### STATED GOAL
Your task is to return the line containing "Output a JSON" plus every line after it, exactly and with nothing added.

### ENTRIES
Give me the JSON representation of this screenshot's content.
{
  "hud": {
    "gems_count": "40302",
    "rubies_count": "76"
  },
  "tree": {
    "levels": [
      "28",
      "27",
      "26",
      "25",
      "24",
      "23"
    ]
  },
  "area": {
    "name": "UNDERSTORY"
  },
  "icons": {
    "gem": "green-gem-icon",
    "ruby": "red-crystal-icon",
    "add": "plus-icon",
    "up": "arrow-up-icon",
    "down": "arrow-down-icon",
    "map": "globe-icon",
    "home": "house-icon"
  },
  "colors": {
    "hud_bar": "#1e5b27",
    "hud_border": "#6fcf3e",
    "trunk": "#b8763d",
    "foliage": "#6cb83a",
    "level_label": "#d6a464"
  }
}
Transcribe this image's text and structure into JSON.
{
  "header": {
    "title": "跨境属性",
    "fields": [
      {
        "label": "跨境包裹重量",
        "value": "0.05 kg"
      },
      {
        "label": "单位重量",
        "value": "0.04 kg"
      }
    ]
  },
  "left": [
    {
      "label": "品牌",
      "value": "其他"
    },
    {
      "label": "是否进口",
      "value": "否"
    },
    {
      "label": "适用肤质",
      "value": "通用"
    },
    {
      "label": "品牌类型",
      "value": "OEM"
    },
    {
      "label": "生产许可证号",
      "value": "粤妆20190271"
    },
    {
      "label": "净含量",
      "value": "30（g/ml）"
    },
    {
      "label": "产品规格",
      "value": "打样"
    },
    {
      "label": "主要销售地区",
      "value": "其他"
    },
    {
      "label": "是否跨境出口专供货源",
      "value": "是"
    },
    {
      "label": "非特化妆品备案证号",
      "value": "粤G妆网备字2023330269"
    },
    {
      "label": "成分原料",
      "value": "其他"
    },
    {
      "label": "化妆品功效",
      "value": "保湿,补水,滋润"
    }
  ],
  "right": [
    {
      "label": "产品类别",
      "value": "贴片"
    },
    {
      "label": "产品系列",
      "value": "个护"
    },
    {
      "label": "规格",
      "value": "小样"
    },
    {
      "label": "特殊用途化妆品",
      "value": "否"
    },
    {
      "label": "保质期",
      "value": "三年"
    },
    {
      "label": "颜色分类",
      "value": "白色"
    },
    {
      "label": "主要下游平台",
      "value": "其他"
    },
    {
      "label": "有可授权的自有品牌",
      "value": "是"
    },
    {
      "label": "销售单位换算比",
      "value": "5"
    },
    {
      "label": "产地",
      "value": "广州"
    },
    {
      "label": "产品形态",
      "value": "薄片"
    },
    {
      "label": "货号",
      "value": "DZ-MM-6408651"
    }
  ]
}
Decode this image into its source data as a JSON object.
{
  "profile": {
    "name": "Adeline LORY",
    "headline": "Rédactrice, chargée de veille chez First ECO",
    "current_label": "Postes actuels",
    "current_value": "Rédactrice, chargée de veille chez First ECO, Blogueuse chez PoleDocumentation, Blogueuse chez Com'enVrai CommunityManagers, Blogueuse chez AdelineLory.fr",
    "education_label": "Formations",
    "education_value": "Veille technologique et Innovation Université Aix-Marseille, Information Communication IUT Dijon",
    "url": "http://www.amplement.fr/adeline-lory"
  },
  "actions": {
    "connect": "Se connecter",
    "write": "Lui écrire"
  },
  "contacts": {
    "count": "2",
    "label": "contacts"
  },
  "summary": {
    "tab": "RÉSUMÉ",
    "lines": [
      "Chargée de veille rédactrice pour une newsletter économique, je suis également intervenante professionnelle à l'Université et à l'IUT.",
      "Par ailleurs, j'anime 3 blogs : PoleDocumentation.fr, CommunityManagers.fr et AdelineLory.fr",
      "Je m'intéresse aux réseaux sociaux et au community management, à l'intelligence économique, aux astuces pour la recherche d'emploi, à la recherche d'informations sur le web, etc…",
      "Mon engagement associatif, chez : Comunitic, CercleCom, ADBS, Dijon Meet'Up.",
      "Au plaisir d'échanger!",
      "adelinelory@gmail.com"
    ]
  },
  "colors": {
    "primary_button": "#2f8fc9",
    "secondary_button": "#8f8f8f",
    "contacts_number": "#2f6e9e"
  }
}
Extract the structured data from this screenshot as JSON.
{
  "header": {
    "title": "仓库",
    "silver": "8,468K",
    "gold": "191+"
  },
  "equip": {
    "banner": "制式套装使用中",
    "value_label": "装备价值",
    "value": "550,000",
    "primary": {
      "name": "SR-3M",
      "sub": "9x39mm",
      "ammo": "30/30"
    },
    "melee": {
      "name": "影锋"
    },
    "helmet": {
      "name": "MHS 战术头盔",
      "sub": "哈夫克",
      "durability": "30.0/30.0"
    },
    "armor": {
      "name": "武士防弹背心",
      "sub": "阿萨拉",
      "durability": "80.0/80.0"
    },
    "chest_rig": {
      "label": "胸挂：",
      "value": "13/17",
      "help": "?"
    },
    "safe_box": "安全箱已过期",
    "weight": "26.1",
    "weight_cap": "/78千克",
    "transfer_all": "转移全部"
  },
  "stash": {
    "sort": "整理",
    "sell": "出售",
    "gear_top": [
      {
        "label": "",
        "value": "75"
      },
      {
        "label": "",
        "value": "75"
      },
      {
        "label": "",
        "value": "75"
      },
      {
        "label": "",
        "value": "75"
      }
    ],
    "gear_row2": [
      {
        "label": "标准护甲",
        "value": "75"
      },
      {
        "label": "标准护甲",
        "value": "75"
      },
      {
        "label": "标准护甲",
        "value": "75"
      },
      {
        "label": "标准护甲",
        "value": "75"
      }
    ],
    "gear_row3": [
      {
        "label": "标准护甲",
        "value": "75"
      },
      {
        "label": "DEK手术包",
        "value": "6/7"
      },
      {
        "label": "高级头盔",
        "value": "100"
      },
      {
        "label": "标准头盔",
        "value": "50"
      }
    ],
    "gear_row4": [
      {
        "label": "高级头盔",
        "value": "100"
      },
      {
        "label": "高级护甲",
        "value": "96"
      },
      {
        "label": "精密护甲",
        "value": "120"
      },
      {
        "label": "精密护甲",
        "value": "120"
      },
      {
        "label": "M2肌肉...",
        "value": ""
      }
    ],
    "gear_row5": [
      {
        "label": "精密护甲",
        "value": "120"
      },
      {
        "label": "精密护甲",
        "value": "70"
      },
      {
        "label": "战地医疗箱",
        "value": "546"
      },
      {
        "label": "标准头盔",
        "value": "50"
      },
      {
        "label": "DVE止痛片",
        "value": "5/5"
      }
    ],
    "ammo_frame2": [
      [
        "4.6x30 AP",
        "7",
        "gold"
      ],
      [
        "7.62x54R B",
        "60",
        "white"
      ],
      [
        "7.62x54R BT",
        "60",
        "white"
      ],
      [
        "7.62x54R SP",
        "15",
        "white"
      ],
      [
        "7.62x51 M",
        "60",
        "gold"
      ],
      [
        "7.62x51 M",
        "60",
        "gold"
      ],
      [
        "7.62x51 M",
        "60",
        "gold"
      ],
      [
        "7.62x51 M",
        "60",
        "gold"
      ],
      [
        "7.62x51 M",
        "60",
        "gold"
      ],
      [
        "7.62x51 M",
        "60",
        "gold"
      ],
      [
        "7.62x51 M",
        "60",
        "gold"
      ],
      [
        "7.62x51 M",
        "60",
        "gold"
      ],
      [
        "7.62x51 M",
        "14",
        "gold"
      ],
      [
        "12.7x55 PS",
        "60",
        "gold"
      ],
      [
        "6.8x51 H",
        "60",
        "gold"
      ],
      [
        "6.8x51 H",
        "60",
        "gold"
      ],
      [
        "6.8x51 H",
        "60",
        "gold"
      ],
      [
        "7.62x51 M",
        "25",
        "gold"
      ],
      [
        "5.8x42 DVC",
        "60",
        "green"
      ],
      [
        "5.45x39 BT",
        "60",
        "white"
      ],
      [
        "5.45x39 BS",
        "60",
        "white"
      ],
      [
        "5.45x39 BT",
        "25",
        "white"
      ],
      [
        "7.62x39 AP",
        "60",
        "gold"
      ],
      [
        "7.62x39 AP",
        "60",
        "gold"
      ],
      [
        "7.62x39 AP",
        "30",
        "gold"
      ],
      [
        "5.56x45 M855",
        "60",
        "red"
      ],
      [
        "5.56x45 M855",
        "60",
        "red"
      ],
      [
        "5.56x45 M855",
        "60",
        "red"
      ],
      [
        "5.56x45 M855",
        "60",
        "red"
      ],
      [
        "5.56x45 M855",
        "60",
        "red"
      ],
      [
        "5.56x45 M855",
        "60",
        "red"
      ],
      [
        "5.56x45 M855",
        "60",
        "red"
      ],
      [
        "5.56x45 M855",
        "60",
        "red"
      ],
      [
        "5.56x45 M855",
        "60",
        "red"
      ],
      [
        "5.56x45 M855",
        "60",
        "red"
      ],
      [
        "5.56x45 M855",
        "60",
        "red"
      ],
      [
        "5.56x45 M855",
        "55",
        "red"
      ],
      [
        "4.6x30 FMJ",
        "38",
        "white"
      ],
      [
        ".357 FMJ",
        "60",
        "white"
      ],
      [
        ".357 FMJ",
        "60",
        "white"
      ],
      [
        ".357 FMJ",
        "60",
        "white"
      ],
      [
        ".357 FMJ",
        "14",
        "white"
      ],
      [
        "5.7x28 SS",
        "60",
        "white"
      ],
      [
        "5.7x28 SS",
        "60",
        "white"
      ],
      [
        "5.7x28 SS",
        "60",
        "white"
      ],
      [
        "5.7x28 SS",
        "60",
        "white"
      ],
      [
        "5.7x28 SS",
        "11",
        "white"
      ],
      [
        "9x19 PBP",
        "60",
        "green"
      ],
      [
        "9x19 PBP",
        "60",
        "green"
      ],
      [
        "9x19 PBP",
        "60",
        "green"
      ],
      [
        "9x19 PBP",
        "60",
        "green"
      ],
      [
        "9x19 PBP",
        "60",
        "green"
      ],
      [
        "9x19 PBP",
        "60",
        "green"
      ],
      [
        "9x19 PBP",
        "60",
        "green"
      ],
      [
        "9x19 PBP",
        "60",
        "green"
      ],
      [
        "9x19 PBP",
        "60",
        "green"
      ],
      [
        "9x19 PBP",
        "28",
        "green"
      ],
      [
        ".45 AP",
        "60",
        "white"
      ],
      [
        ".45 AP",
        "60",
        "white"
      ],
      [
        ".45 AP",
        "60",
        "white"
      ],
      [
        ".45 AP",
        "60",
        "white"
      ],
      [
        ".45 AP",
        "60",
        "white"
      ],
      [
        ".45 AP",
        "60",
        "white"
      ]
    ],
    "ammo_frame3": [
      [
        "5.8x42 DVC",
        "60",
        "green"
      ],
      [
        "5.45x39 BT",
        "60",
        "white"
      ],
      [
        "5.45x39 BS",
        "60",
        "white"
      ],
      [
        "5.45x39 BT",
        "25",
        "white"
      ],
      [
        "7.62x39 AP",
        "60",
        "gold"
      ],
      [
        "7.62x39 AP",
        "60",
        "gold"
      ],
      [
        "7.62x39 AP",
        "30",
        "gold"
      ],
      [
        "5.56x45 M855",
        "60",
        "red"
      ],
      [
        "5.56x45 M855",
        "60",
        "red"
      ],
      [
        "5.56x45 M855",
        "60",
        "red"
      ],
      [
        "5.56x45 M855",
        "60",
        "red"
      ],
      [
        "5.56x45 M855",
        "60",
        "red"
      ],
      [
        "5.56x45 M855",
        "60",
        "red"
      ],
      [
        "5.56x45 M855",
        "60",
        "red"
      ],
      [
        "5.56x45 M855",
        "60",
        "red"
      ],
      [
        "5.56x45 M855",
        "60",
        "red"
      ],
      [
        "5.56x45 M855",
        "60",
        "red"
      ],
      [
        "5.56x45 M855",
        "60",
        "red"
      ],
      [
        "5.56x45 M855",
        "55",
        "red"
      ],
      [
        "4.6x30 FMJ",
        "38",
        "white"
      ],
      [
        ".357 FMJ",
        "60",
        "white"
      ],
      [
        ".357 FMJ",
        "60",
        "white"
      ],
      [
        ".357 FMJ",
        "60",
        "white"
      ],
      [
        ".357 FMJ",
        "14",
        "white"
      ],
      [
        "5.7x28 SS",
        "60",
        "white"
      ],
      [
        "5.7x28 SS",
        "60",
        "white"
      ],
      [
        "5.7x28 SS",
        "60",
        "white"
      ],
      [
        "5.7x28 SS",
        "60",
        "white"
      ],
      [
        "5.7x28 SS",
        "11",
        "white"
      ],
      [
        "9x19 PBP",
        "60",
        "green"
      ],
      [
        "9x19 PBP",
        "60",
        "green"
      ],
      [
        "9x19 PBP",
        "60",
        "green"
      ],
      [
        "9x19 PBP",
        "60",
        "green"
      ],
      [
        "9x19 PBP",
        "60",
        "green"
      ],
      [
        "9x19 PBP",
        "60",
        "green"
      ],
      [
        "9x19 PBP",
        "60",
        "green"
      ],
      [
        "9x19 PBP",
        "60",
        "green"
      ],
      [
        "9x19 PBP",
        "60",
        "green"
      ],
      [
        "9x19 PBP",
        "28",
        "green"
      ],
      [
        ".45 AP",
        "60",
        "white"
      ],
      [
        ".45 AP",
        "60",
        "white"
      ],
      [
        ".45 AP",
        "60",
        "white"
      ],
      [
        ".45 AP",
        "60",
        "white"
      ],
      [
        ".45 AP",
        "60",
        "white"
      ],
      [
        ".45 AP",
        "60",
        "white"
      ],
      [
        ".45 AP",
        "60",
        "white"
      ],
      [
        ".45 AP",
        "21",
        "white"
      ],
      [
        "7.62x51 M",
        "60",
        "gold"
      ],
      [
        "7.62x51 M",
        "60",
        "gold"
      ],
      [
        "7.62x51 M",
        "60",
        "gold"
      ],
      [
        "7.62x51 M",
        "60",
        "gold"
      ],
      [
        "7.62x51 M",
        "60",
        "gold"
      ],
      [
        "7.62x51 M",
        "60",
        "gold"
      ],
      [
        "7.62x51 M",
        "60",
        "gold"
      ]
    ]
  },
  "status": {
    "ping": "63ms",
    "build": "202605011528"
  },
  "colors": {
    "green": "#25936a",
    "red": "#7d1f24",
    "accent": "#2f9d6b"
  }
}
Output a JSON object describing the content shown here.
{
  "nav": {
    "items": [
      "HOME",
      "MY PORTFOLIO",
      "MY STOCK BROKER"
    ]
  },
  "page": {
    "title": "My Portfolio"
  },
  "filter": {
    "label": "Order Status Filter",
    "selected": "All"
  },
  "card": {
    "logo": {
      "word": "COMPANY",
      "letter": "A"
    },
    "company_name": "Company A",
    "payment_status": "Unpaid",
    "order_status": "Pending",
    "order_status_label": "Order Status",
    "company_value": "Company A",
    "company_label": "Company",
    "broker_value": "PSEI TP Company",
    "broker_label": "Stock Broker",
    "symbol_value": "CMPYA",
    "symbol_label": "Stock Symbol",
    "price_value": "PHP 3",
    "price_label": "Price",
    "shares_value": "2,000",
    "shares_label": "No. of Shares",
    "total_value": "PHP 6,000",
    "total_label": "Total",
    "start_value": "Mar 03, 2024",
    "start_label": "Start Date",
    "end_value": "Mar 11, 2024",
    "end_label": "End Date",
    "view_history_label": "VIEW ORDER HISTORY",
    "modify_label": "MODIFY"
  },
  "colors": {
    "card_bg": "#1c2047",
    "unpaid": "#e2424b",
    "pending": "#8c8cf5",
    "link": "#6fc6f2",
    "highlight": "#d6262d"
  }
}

### THE OUTPUT
Output a JSON object describing the content shown here.
{
  "nav": {
    "items": [
      "HOME",
      "MY PORTFOLIO",
      "MY STOCK BROKER"
    ]
  },
  "page": {
    "title": "My Portfolio"
  },
  "filter": {
    "label": "Order Status Filter",
    "selected": "All"
  },
  "card": {
    "logo": {
      "word": "COMPANY",
      "letter": "A"
    },
    "company_name": "Company A",
    "payment_status": "Unpaid",
    "order_status": "Pending",
    "order_status_label": "Order Status",
    "company_value": "Company A",
    "company_label": "Company",
    "broker_value": "PSEI TP Company",
    "broker_label": "Stock Broker",
    "symbol_value": "CMPYA",
    "symbol_label": "Stock Symbol",
    "price_value": "PHP 3",
    "price_label": "Price",
    "shares_value": "2,000",
    "shares_label": "No. of Shares",
    "total_value": "PHP 6,000",
    "total_label": "Total",
    "start_value": "Mar 03, 2024",
    "start_label": "Start Date",
    "end_value": "Mar 11, 2024",
    "end_label": "End Date",
    "view_history_label": "VIEW ORDER HISTORY",
    "modify_label": "MODIFY"
  },
  "colors": {
    "card_bg": "#1c2047",
    "unpaid": "#e2424b",
    "pending": "#8c8cf5",
    "link": "#6fc6f2",
    "highlight": "#d6262d"
  }
}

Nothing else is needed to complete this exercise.